> [EXERCISE DETAILS] Reproduce every entry exactly as shown.

(Dataset records)
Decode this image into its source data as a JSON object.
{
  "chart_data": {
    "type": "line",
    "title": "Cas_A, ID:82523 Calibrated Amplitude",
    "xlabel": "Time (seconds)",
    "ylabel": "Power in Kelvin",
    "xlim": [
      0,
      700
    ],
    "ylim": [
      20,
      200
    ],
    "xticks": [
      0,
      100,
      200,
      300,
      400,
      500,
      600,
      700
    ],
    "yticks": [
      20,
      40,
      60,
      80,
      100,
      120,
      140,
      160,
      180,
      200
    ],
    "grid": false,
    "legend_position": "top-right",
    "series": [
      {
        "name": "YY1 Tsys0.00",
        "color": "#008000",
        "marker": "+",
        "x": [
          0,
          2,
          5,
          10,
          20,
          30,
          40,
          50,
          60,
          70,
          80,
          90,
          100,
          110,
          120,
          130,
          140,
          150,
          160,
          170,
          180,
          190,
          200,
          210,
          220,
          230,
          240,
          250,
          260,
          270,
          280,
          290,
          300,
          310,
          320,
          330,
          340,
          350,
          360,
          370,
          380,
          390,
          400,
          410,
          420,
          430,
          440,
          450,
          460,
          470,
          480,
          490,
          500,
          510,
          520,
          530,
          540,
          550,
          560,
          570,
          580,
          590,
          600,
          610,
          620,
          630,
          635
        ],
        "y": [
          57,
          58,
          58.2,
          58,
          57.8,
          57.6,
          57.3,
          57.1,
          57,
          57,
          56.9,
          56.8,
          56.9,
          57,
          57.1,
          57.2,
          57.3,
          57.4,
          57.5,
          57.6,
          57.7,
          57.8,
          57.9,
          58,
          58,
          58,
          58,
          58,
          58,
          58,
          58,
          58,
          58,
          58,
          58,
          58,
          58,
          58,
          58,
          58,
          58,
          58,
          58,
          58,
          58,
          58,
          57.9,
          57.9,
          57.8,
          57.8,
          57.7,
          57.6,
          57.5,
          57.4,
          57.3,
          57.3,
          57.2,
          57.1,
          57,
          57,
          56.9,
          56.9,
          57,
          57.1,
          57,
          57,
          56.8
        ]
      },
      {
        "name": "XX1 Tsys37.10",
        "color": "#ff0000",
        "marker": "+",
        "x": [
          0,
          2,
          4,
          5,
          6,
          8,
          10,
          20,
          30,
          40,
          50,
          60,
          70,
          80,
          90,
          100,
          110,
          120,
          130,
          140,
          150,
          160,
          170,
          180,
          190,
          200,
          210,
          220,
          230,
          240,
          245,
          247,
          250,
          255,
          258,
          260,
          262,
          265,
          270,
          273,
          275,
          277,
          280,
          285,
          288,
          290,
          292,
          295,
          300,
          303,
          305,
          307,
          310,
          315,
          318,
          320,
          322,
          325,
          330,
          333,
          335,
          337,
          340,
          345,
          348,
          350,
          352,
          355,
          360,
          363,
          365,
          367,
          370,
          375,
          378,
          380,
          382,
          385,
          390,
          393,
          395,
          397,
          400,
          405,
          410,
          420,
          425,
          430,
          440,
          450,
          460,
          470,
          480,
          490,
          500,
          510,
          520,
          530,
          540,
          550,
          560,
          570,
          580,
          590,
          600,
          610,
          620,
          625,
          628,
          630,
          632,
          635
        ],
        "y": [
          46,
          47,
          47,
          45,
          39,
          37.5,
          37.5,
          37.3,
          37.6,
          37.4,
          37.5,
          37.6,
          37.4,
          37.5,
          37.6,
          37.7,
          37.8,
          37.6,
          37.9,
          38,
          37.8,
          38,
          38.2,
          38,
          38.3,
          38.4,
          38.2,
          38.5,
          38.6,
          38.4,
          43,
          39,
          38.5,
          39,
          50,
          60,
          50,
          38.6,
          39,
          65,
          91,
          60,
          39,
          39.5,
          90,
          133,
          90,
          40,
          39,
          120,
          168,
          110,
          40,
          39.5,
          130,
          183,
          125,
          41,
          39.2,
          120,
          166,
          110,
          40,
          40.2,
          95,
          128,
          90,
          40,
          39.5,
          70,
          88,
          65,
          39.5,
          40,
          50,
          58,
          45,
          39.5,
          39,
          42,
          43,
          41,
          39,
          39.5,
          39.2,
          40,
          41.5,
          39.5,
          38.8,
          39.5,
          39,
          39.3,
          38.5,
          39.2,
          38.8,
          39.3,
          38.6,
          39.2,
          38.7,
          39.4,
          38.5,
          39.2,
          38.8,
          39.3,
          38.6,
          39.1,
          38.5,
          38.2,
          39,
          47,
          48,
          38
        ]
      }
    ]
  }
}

> [COMPLETE RESPONSE]
Decode this image into its source data as a JSON object.
{
  "chart_data": {
    "type": "line",
    "title": "Cas_A, ID:82523 Calibrated Amplitude",
    "xlabel": "Time (seconds)",
    "ylabel": "Power in Kelvin",
    "xlim": [
      0,
      700
    ],
    "ylim": [
      20,
      200
    ],
    "xticks": [
      0,
      100,
      200,
      300,
      400,
      500,
      600,
      700
    ],
    "yticks": [
      20,
      40,
      60,
      80,
      100,
      120,
      140,
      160,
      180,
      200
    ],
    "grid": false,
    "legend_position": "top-right",
    "series": [
      {
        "name": "YY1 Tsys0.00",
        "color": "#008000",
        "marker": "+",
        "x": [
          0,
          2,
          5,
          10,
          20,
          30,
          40,
          50,
          60,
          70,
          80,
          90,
          100,
          110,
          120,
          130,
          140,
          150,
          160,
          170,
          180,
          190,
          200,
          210,
          220,
          230,
          240,
          250,
          260,
          270,
          280,
          290,
          300,
          310,
          320,
          330,
          340,
          350,
          360,
          370,
          380,
          390,
          400,
          410,
          420,
          430,
          440,
          450,
          460,
          470,
          480,
          490,
          500,
          510,
          520,
          530,
          540,
          550,
          560,
          570,
          580,
          590,
          600,
          610,
          620,
          630,
          635
        ],
        "y": [
          57,
          58,
          58.2,
          58,
          57.8,
          57.6,
          57.3,
          57.1,
          57,
          57,
          56.9,
          56.8,
          56.9,
          57,
          57.1,
          57.2,
          57.3,
          57.4,
          57.5,
          57.6,
          57.7,
          57.8,
          57.9,
          58,
          58,
          58,
          58,
          58,
          58,
          58,
          58,
          58,
          58,
          58,
          58,
          58,
          58,
          58,
          58,
          58,
          58,
          58,
          58,
          58,
          58,
          58,
          57.9,
          57.9,
          57.8,
          57.8,
          57.7,
          57.6,
          57.5,
          57.4,
          57.3,
          57.3,
          57.2,
          57.1,
          57,
          57,
          56.9,
          56.9,
          57,
          57.1,
          57,
          57,
          56.8
        ]
      },
      {
        "name": "XX1 Tsys37.10",
        "color": "#ff0000",
        "marker": "+",
        "x": [
          0,
          2,
          4,
          5,
          6,
          8,
          10,
          20,
          30,
          40,
          50,
          60,
          70,
          80,
          90,
          100,
          110,
          120,
          130,
          140,
          150,
          160,
          170,
          180,
          190,
          200,
          210,
          220,
          230,
          240,
          245,
          247,
          250,
          255,
          258,
          260,
          262,
          265,
          270,
          273,
          275,
          277,
          280,
          285,
          288,
          290,
          292,
          295,
          300,
          303,
          305,
          307,
          310,
          315,
          318,
          320,
          322,
          325,
          330,
          333,
          335,
          337,
          340,
          345,
          348,
          350,
          352,
          355,
          360,
          363,
          365,
          367,
          370,
          375,
          378,
          380,
          382,
          385,
          390,
          393,
          395,
          397,
          400,
          405,
          410,
          420,
          425,
          430,
          440,
          450,
          460,
          470,
          480,
          490,
          500,
          510,
          520,
          530,
          540,
          550,
          560,
          570,
          580,
          590,
          600,
          610,
          620,
          625,
          628,
          630,
          632,
          635
        ],
        "y": [
          46,
          47,
          47,
          45,
          39,
          37.5,
          37.5,
          37.3,
          37.6,
          37.4,
          37.5,
          37.6,
          37.4,
          37.5,
          37.6,
          37.7,
          37.8,
          37.6,
          37.9,
          38,
          37.8,
          38,
          38.2,
          38,
          38.3,
          38.4,
          38.2,
          38.5,
          38.6,
          38.4,
          43,
          39,
          38.5,
          39,
          50,
          60,
          50,
          38.6,
          39,
          65,
          91,
          60,
          39,
          39.5,
          90,
          133,
          90,
          40,
          39,
          120,
          168,
          110,
          40,
          39.5,
          130,
          183,
          125,
          41,
          39.2,
          120,
          166,
          110,
          40,
          40.2,
          95,
          128,
          90,
          40,
          39.5,
          70,
          88,
          65,
          39.5,
          40,
          50,
          58,
          45,
          39.5,
          39,
          42,
          43,
          41,
          39,
          39.5,
          39.2,
          40,
          41.5,
          39.5,
          38.8,
          39.5,
          39,
          39.3,
          38.5,
          39.2,
          38.8,
          39.3,
          38.6,
          39.2,
          38.7,
          39.4,
          38.5,
          39.2,
          38.8,
          39.3,
          38.6,
          39.1,
          38.5,
          38.2,
          39,
          47,
          48,
          38
        ]
      }
    ]
  }
}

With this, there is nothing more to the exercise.